-- Opening Marker --

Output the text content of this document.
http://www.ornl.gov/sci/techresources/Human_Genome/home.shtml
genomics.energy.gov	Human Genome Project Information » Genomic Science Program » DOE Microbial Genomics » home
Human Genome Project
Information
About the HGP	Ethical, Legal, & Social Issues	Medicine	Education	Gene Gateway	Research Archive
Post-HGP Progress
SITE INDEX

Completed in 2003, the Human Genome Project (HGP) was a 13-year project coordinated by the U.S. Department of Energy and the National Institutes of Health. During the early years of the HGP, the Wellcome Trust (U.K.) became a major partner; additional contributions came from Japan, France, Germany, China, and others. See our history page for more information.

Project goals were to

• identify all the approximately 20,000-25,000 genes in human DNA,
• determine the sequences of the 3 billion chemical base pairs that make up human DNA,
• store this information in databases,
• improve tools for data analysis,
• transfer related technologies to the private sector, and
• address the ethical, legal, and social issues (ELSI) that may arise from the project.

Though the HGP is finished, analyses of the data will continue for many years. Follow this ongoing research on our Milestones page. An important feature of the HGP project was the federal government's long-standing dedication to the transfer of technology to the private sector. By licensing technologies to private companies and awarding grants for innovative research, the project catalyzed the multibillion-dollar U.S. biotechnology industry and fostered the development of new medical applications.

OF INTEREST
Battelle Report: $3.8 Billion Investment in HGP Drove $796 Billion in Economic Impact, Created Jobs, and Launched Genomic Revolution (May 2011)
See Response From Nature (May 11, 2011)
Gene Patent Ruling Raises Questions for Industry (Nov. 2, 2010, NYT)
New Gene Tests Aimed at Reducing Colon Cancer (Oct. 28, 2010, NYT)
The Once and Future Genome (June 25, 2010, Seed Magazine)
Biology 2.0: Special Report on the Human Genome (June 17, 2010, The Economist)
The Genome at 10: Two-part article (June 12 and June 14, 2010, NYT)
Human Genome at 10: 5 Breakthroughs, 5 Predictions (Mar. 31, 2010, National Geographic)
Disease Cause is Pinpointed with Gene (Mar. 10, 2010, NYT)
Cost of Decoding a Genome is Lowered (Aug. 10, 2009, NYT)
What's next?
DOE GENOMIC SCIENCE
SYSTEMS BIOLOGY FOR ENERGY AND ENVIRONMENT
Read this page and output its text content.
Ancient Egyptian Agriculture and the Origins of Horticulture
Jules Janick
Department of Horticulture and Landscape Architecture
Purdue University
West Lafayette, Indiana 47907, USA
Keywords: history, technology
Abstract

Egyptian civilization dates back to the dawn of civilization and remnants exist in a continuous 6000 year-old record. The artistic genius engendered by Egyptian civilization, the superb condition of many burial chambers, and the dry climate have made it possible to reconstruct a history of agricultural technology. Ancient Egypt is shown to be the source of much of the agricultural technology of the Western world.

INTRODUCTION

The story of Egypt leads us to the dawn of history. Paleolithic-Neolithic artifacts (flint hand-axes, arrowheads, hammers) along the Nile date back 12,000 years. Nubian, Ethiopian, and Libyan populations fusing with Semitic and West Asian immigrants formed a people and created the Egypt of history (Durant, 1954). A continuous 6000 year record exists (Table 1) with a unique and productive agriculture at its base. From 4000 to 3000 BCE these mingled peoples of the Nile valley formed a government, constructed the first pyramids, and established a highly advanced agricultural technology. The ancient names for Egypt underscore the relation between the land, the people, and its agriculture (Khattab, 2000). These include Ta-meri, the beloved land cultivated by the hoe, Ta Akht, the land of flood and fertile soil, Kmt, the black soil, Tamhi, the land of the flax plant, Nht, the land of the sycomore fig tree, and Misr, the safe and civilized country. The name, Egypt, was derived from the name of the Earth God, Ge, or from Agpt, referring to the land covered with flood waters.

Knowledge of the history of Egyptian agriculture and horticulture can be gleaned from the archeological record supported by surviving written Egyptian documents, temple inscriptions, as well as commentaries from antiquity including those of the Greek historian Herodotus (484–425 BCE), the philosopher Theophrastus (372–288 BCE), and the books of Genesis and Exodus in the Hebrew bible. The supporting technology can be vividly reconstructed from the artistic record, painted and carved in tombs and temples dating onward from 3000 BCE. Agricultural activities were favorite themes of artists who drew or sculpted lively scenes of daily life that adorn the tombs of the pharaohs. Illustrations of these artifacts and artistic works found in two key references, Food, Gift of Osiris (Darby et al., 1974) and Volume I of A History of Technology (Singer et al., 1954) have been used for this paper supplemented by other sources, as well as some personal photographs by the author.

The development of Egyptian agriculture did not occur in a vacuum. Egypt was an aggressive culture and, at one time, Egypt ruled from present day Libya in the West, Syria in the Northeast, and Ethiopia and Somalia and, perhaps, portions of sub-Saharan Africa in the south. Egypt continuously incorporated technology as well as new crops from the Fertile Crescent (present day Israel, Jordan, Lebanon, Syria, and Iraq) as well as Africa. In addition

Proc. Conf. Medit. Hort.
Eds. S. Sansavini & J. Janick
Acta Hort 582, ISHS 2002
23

-- Closing Marker --

Return the listing above in its exact form.

Output the text content of this document.
http://www.ornl.gov/sci/techresources/Human_Genome/home.shtml
genomics.energy.gov	Human Genome Project Information » Genomic Science Program » DOE Microbial Genomics » home
Human Genome Project
Information
About the HGP	Ethical, Legal, & Social Issues	Medicine	Education	Gene Gateway	Research Archive
Post-HGP Progress
SITE INDEX

Completed in 2003, the Human Genome Project (HGP) was a 13-year project coordinated by the U.S. Department of Energy and the National Institutes of Health. During the early years of the HGP, the Wellcome Trust (U.K.) became a major partner; additional contributions came from Japan, France, Germany, China, and others. See our history page for more information.

Project goals were to

• identify all the approximately 20,000-25,000 genes in human DNA,
• determine the sequences of the 3 billion chemical base pairs that make up human DNA,
• store this information in databases,
• improve tools for data analysis,
• transfer related technologies to the private sector, and
• address the ethical, legal, and social issues (ELSI) that may arise from the project.

Though the HGP is finished, analyses of the data will continue for many years. Follow this ongoing research on our Milestones page. An important feature of the HGP project was the federal government's long-standing dedication to the transfer of technology to the private sector. By licensing technologies to private companies and awarding grants for innovative research, the project catalyzed the multibillion-dollar U.S. biotechnology industry and fostered the development of new medical applications.

OF INTEREST
Battelle Report: $3.8 Billion Investment in HGP Drove $796 Billion in Economic Impact, Created Jobs, and Launched Genomic Revolution (May 2011)
See Response From Nature (May 11, 2011)
Gene Patent Ruling Raises Questions for Industry (Nov. 2, 2010, NYT)
New Gene Tests Aimed at Reducing Colon Cancer (Oct. 28, 2010, NYT)
The Once and Future Genome (June 25, 2010, Seed Magazine)
Biology 2.0: Special Report on the Human Genome (June 17, 2010, The Economist)
The Genome at 10: Two-part article (June 12 and June 14, 2010, NYT)
Human Genome at 10: 5 Breakthroughs, 5 Predictions (Mar. 31, 2010, National Geographic)
Disease Cause is Pinpointed with Gene (Mar. 10, 2010, NYT)
Cost of Decoding a Genome is Lowered (Aug. 10, 2009, NYT)
What's next?
DOE GENOMIC SCIENCE
SYSTEMS BIOLOGY FOR ENERGY AND ENVIRONMENT
Read this page and output its text content.
Ancient Egyptian Agriculture and the Origins of Horticulture
Jules Janick
Department of Horticulture and Landscape Architecture
Purdue University
West Lafayette, Indiana 47907, USA
Keywords: history, technology
Abstract

Egyptian civilization dates back to the dawn of civilization and remnants exist in a continuous 6000 year-old record. The artistic genius engendered by Egyptian civilization, the superb condition of many burial chambers, and the dry climate have made it possible to reconstruct a history of agricultural technology. Ancient Egypt is shown to be the source of much of the agricultural technology of the Western world.

INTRODUCTION

The story of Egypt leads us to the dawn of history. Paleolithic-Neolithic artifacts (flint hand-axes, arrowheads, hammers) along the Nile date back 12,000 years. Nubian, Ethiopian, and Libyan populations fusing with Semitic and West Asian immigrants formed a people and created the Egypt of history (Durant, 1954). A continuous 6000 year record exists (Table 1) with a unique and productive agriculture at its base. From 4000 to 3000 BCE these mingled peoples of the Nile valley formed a government, constructed the first pyramids, and established a highly advanced agricultural technology. The ancient names for Egypt underscore the relation between the land, the people, and its agriculture (Khattab, 2000). These include Ta-meri, the beloved land cultivated by the hoe, Ta Akht, the land of flood and fertile soil, Kmt, the black soil, Tamhi, the land of the flax plant, Nht, the land of the sycomore fig tree, and Misr, the safe and civilized country. The name, Egypt, was derived from the name of the Earth God, Ge, or from Agpt, referring to the land covered with flood waters.

Knowledge of the history of Egyptian agriculture and horticulture can be gleaned from the archeological record supported by surviving written Egyptian documents, temple inscriptions, as well as commentaries from antiquity including those of the Greek historian Herodotus (484–425 BCE), the philosopher Theophrastus (372–288 BCE), and the books of Genesis and Exodus in the Hebrew bible. The supporting technology can be vividly reconstructed from the artistic record, painted and carved in tombs and temples dating onward from 3000 BCE. Agricultural activities were favorite themes of artists who drew or sculpted lively scenes of daily life that adorn the tombs of the pharaohs. Illustrations of these artifacts and artistic works found in two key references, Food, Gift of Osiris (Darby et al., 1974) and Volume I of A History of Technology (Singer et al., 1954) have been used for this paper supplemented by other sources, as well as some personal photographs by the author.

The development of Egyptian agriculture did not occur in a vacuum. Egypt was an aggressive culture and, at one time, Egypt ruled from present day Libya in the West, Syria in the Northeast, and Ethiopia and Somalia and, perhaps, portions of sub-Saharan Africa in the south. Egypt continuously incorporated technology as well as new crops from the Fertile Crescent (present day Israel, Jordan, Lebanon, Syria, and Iraq) as well as Africa. In addition

Proc. Conf. Medit. Hort.
Eds. S. Sansavini & J. Janick
Acta Hort 582, ISHS 2002
23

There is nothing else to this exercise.